• WRITTEN TASK:
List each line of the data that holds the string "ylabel", please.

• MATERIAL:
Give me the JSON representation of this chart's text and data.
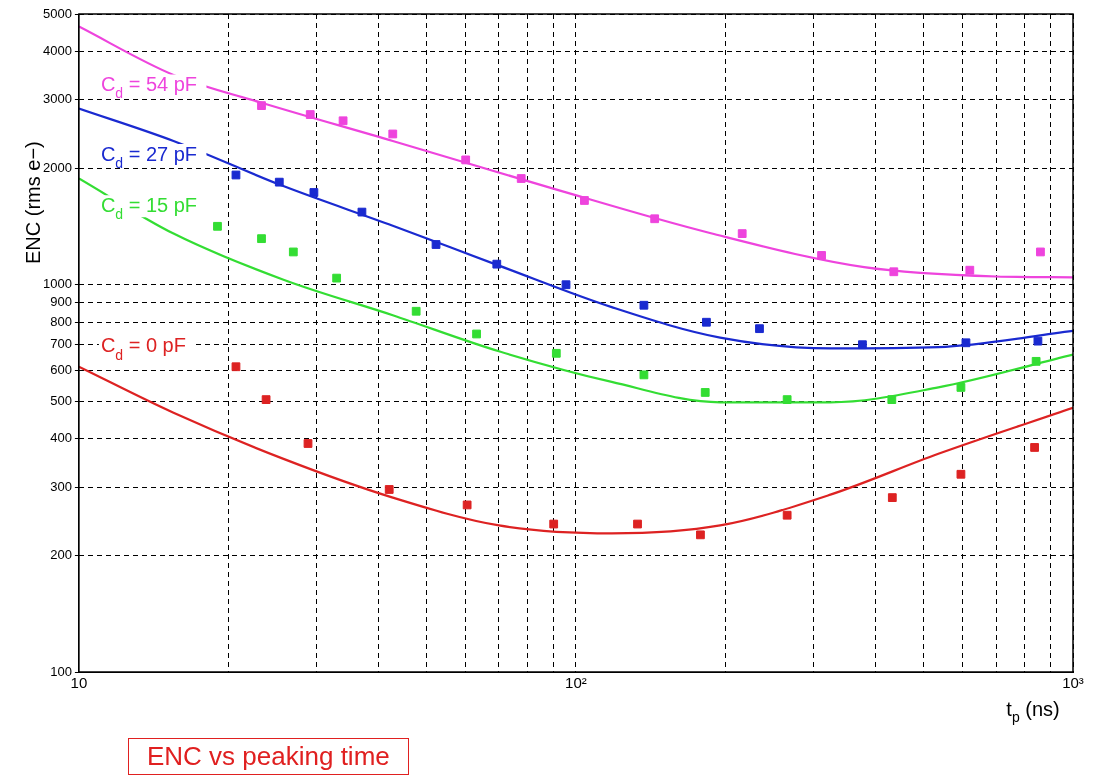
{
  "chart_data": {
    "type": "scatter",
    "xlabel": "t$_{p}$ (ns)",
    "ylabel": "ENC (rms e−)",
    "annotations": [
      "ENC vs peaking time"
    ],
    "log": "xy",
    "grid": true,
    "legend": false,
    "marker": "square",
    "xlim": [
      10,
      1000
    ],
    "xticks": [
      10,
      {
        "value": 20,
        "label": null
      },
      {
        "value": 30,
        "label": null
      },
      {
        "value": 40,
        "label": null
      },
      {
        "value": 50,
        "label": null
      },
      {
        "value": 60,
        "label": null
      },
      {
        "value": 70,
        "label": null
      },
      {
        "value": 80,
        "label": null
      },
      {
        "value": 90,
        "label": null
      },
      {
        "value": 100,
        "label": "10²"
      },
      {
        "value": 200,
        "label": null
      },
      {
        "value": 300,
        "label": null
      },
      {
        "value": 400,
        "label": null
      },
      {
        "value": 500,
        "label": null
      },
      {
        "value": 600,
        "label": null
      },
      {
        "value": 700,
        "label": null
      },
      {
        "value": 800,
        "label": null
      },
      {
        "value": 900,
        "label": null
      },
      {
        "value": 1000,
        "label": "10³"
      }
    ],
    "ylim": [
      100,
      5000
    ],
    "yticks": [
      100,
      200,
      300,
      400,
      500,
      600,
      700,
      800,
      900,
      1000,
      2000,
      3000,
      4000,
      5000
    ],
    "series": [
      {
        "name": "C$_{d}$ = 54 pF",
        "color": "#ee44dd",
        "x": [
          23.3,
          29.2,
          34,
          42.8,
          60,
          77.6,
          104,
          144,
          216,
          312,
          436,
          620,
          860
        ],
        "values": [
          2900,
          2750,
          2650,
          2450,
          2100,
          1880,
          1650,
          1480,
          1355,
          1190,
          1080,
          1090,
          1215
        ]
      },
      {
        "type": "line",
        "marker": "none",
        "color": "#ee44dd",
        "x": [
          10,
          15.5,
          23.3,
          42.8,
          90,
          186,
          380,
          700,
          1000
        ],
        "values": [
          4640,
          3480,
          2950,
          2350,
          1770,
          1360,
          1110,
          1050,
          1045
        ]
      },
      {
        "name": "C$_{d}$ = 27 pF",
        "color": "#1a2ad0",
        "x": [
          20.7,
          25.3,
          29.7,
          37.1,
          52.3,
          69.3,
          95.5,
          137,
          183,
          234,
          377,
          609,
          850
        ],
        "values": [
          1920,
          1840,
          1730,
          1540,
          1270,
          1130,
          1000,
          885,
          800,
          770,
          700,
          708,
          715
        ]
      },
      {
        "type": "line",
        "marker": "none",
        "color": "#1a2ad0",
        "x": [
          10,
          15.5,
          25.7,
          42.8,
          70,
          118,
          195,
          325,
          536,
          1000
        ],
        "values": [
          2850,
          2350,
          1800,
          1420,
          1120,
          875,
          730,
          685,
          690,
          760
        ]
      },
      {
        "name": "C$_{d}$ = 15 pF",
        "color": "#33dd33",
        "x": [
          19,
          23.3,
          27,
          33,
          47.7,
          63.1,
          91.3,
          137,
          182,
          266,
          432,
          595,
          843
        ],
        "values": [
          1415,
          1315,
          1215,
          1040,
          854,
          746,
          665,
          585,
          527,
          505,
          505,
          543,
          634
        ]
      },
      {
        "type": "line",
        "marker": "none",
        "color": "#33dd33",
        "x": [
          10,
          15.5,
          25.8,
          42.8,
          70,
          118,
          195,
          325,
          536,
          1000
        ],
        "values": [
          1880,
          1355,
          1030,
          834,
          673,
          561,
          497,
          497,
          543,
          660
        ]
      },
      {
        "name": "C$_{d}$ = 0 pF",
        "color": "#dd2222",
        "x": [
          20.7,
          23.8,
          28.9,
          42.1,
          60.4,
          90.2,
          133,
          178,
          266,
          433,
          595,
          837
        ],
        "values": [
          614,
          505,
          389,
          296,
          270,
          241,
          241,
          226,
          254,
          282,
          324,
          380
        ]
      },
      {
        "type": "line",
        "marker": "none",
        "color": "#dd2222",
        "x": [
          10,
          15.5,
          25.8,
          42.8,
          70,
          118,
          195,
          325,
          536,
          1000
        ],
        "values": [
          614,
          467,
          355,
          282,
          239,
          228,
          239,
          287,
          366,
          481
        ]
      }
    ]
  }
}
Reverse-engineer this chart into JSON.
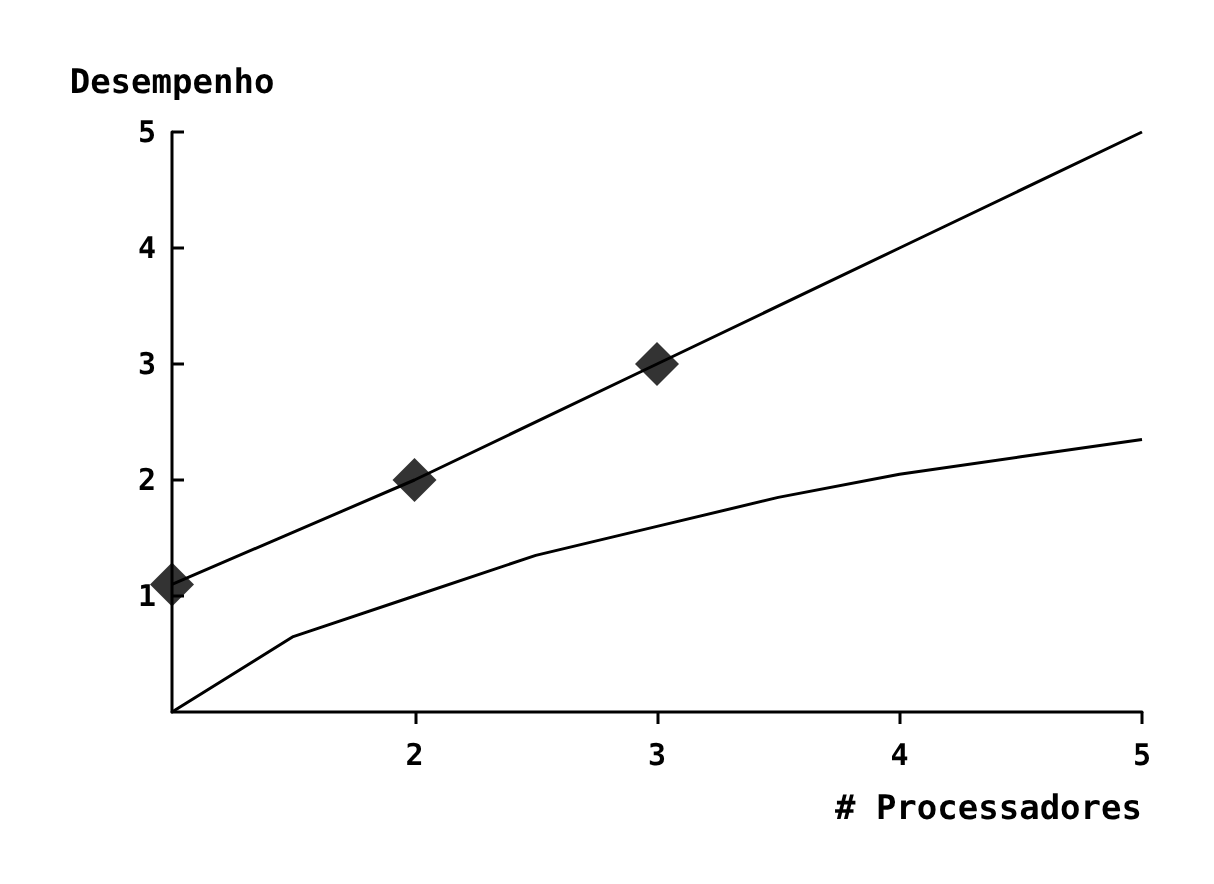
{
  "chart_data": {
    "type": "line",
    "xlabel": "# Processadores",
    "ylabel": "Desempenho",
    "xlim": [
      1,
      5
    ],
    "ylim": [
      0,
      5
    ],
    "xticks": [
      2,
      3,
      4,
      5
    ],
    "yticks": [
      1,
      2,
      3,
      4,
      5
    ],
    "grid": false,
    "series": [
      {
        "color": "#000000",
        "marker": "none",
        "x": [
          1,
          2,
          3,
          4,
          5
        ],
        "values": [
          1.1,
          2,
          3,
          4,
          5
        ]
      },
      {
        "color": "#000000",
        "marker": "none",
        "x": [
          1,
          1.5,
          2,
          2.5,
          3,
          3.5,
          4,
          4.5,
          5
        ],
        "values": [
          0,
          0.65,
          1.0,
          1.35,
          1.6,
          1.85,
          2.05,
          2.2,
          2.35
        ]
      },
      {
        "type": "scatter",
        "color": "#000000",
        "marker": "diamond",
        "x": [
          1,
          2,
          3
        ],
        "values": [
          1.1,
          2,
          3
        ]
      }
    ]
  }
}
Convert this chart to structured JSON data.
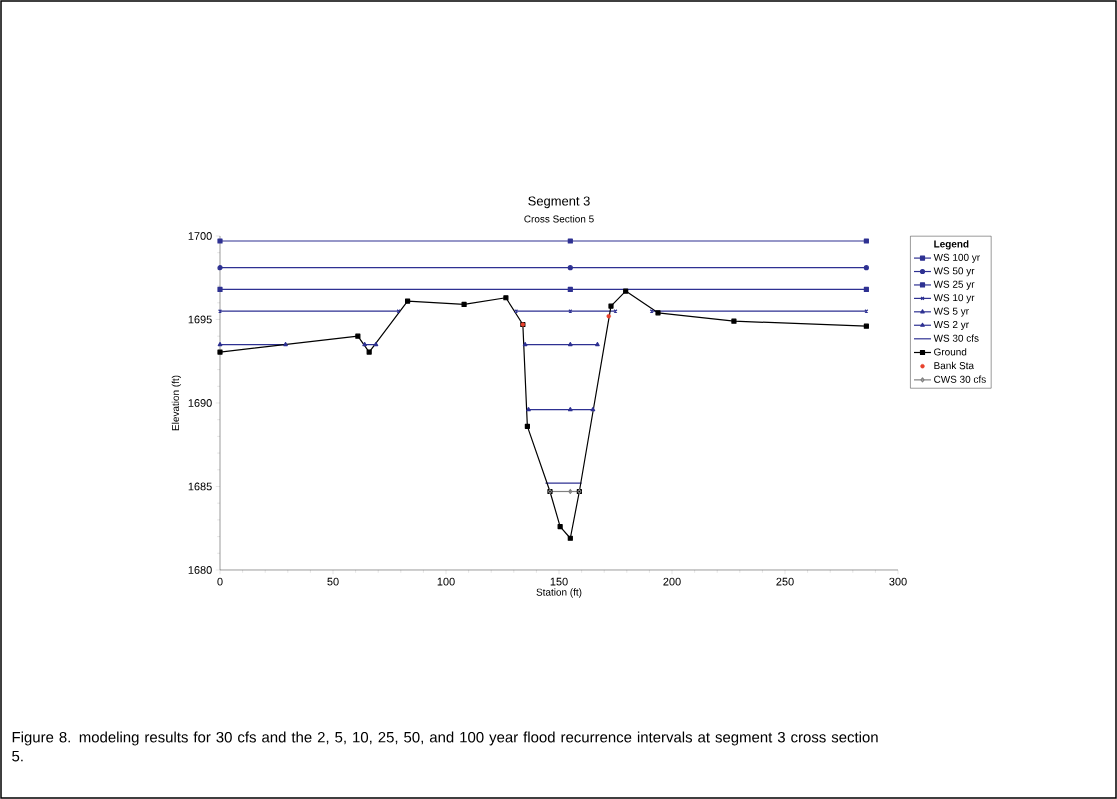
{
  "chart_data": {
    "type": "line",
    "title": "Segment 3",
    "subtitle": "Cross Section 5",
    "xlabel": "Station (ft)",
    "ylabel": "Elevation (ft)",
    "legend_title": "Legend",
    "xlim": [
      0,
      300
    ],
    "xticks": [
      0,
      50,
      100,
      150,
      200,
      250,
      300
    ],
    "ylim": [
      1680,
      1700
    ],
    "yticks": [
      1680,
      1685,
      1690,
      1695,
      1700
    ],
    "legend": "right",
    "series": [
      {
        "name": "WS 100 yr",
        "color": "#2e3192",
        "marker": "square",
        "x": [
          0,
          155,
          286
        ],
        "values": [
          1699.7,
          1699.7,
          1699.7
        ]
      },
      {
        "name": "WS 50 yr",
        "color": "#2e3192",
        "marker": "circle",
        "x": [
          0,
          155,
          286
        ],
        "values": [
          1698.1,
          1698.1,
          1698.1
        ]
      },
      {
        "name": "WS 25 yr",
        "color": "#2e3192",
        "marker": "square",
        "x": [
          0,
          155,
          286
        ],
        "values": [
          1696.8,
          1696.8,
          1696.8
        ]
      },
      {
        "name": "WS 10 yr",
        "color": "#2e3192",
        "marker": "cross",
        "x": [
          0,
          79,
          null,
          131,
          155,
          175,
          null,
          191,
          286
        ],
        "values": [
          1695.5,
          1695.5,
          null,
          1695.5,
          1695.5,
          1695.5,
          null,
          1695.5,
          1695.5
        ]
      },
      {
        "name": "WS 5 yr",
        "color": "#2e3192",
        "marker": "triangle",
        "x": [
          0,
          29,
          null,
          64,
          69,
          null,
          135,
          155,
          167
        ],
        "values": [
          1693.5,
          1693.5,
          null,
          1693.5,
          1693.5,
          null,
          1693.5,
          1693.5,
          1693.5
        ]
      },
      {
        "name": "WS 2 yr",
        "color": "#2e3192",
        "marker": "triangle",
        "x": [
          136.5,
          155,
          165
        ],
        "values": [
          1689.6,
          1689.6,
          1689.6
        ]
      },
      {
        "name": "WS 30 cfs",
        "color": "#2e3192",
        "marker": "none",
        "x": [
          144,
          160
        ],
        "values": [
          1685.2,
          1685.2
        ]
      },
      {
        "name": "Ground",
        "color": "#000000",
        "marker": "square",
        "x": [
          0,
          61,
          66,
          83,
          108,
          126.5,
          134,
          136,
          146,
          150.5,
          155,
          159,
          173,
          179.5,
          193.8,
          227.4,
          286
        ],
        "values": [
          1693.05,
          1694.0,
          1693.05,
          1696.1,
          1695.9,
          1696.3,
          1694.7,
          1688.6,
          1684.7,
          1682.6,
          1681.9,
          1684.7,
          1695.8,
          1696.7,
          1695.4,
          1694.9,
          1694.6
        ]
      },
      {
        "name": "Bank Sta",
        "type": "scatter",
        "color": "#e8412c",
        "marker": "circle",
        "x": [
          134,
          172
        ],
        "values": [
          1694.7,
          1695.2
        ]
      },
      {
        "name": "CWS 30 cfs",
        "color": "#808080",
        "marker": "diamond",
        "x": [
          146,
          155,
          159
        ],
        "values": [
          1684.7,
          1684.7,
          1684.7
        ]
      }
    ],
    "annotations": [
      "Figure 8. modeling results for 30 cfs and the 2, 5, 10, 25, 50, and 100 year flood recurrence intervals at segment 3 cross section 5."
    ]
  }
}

• RESULT OF THE TASK:
    "ylabel": "ENC (rms e−)",
    "ylabel": "Desempenho",
    "ylabel": "Elevation (ft)",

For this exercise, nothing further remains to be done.